[Data tied to figure images]
★ ★ ★ ★

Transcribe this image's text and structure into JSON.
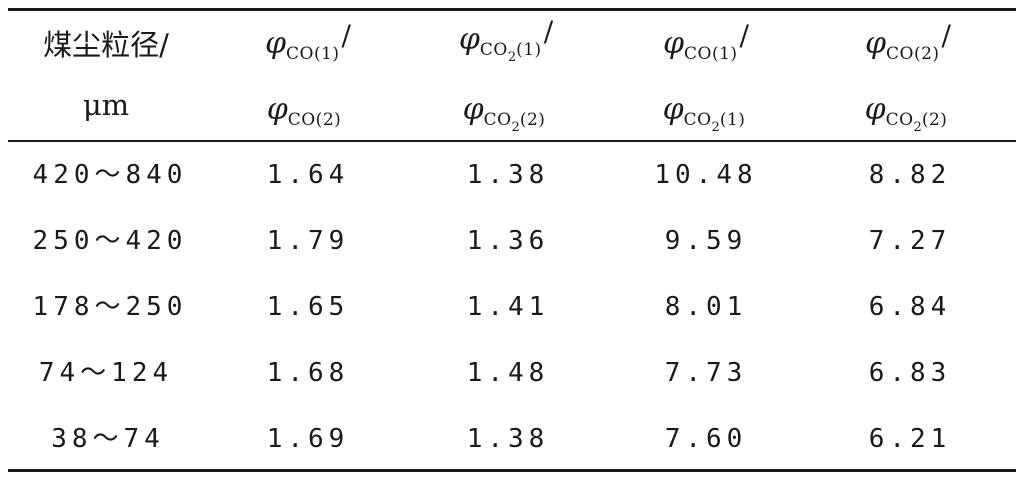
{
  "header": {
    "col0_line1": "煤尘粒径/",
    "col0_line2": "μm",
    "phi": "φ",
    "slash": "/",
    "sub_co1": "CO(1)",
    "sub_co2": "CO(2)",
    "sub_co2_gas": "CO",
    "sub_2": "2",
    "sub_idx1": "(1)",
    "sub_idx2": "(2)"
  },
  "rows": [
    {
      "size": "420～840",
      "c1": "1.64",
      "c2": "1.38",
      "c3": "10.48",
      "c4": "8.82"
    },
    {
      "size": "250～420",
      "c1": "1.79",
      "c2": "1.36",
      "c3": "9.59",
      "c4": "7.27"
    },
    {
      "size": "178～250",
      "c1": "1.65",
      "c2": "1.41",
      "c3": "8.01",
      "c4": "6.84"
    },
    {
      "size": "74～124",
      "c1": "1.68",
      "c2": "1.48",
      "c3": "7.73",
      "c4": "6.83"
    },
    {
      "size": "38～74",
      "c1": "1.69",
      "c2": "1.38",
      "c3": "7.60",
      "c4": "6.21"
    }
  ]
}
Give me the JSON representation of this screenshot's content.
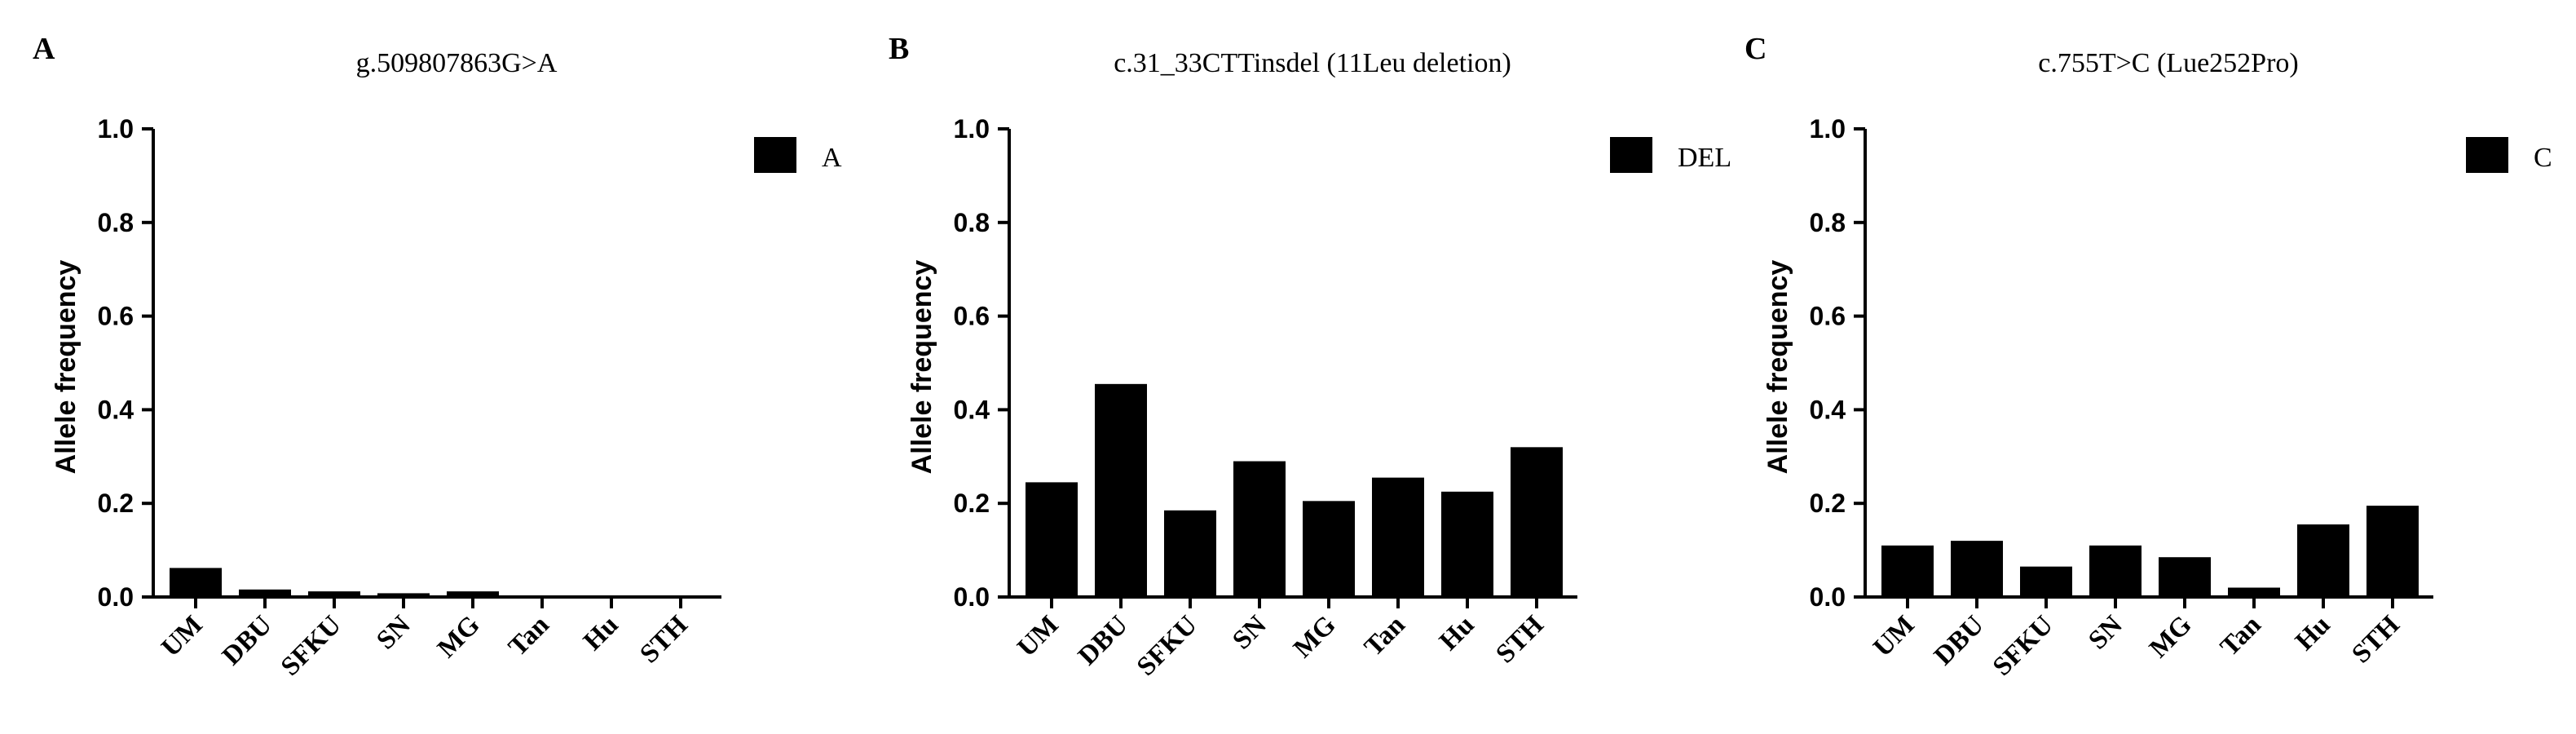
{
  "chart_data": [
    {
      "panel_label": "A",
      "type": "bar",
      "title": "g.509807863G>A",
      "ylabel": "Allele frequency",
      "xlabel": "",
      "categories": [
        "UM",
        "DBU",
        "SFKU",
        "SN",
        "MG",
        "Tan",
        "Hu",
        "STH"
      ],
      "series": [
        {
          "name": "A",
          "values": [
            0.062,
            0.016,
            0.012,
            0.008,
            0.012,
            0.0,
            0.0,
            0.0
          ]
        }
      ],
      "ylim": [
        0,
        1.0
      ],
      "yticks": [
        "0.0",
        "0.2",
        "0.4",
        "0.6",
        "0.8",
        "1.0"
      ],
      "grid": false,
      "legend_position": "top-right",
      "bar_color": "#000000"
    },
    {
      "panel_label": "B",
      "type": "bar",
      "title": "c.31_33CTTinsdel (11Leu deletion)",
      "ylabel": "Allele frequency",
      "xlabel": "",
      "categories": [
        "UM",
        "DBU",
        "SFKU",
        "SN",
        "MG",
        "Tan",
        "Hu",
        "STH"
      ],
      "series": [
        {
          "name": "DEL",
          "values": [
            0.245,
            0.455,
            0.185,
            0.29,
            0.205,
            0.255,
            0.225,
            0.32
          ]
        }
      ],
      "ylim": [
        0,
        1.0
      ],
      "yticks": [
        "0.0",
        "0.2",
        "0.4",
        "0.6",
        "0.8",
        "1.0"
      ],
      "grid": false,
      "legend_position": "top-right",
      "bar_color": "#000000"
    },
    {
      "panel_label": "C",
      "type": "bar",
      "title": "c.755T>C (Lue252Pro)",
      "ylabel": "Allele frequency",
      "xlabel": "",
      "categories": [
        "UM",
        "DBU",
        "SFKU",
        "SN",
        "MG",
        "Tan",
        "Hu",
        "STH"
      ],
      "series": [
        {
          "name": "C",
          "values": [
            0.11,
            0.12,
            0.065,
            0.11,
            0.085,
            0.02,
            0.155,
            0.195
          ]
        }
      ],
      "ylim": [
        0,
        1.0
      ],
      "yticks": [
        "0.0",
        "0.2",
        "0.4",
        "0.6",
        "0.8",
        "1.0"
      ],
      "grid": false,
      "legend_position": "top-right",
      "bar_color": "#000000"
    }
  ]
}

★ ★ ★ ★

- Objective:
Give the entries again word for word, but skip the pictures.

- Task result:
Transcribe this image's text and structure into JSON.
{
  "header": {
    "col0_line1": "煤尘粒径/",
    "col0_line2": "μm",
    "phi": "φ",
    "slash": "/",
    "sub_co1": "CO(1)",
    "sub_co2": "CO(2)",
    "sub_co2_gas": "CO",
    "sub_2": "2",
    "sub_idx1": "(1)",
    "sub_idx2": "(2)"
  },
  "rows": [
    {
      "size": "420～840",
      "c1": "1.64",
      "c2": "1.38",
      "c3": "10.48",
      "c4": "8.82"
    },
    {
      "size": "250～420",
      "c1": "1.79",
      "c2": "1.36",
      "c3": "9.59",
      "c4": "7.27"
    },
    {
      "size": "178～250",
      "c1": "1.65",
      "c2": "1.41",
      "c3": "8.01",
      "c4": "6.84"
    },
    {
      "size": "74～124",
      "c1": "1.68",
      "c2": "1.48",
      "c3": "7.73",
      "c4": "6.83"
    },
    {
      "size": "38～74",
      "c1": "1.69",
      "c2": "1.38",
      "c3": "7.60",
      "c4": "6.21"
    }
  ]
}
Give me the JSON representation of this screenshot's content.
{
  "chart_data": [
    {
      "panel_label": "A",
      "type": "bar",
      "title": "g.509807863G>A",
      "ylabel": "Allele frequency",
      "xlabel": "",
      "categories": [
        "UM",
        "DBU",
        "SFKU",
        "SN",
        "MG",
        "Tan",
        "Hu",
        "STH"
      ],
      "series": [
        {
          "name": "A",
          "values": [
            0.062,
            0.016,
            0.012,
            0.008,
            0.012,
            0.0,
            0.0,
            0.0
          ]
        }
      ],
      "ylim": [
        0,
        1.0
      ],
      "yticks": [
        "0.0",
        "0.2",
        "0.4",
        "0.6",
        "0.8",
        "1.0"
      ],
      "grid": false,
      "legend_position": "top-right",
      "bar_color": "#000000"
    },
    {
      "panel_label": "B",
      "type": "bar",
      "title": "c.31_33CTTinsdel (11Leu deletion)",
      "ylabel": "Allele frequency",
      "xlabel": "",
      "categories": [
        "UM",
        "DBU",
        "SFKU",
        "SN",
        "MG",
        "Tan",
        "Hu",
        "STH"
      ],
      "series": [
        {
          "name": "DEL",
          "values": [
            0.245,
            0.455,
            0.185,
            0.29,
            0.205,
            0.255,
            0.225,
            0.32
          ]
        }
      ],
      "ylim": [
        0,
        1.0
      ],
      "yticks": [
        "0.0",
        "0.2",
        "0.4",
        "0.6",
        "0.8",
        "1.0"
      ],
      "grid": false,
      "legend_position": "top-right",
      "bar_color": "#000000"
    },
    {
      "panel_label": "C",
      "type": "bar",
      "title": "c.755T>C (Lue252Pro)",
      "ylabel": "Allele frequency",
      "xlabel": "",
      "categories": [
        "UM",
        "DBU",
        "SFKU",
        "SN",
        "MG",
        "Tan",
        "Hu",
        "STH"
      ],
      "series": [
        {
          "name": "C",
          "values": [
            0.11,
            0.12,
            0.065,
            0.11,
            0.085,
            0.02,
            0.155,
            0.195
          ]
        }
      ],
      "ylim": [
        0,
        1.0
      ],
      "yticks": [
        "0.0",
        "0.2",
        "0.4",
        "0.6",
        "0.8",
        "1.0"
      ],
      "grid": false,
      "legend_position": "top-right",
      "bar_color": "#000000"
    }
  ]
}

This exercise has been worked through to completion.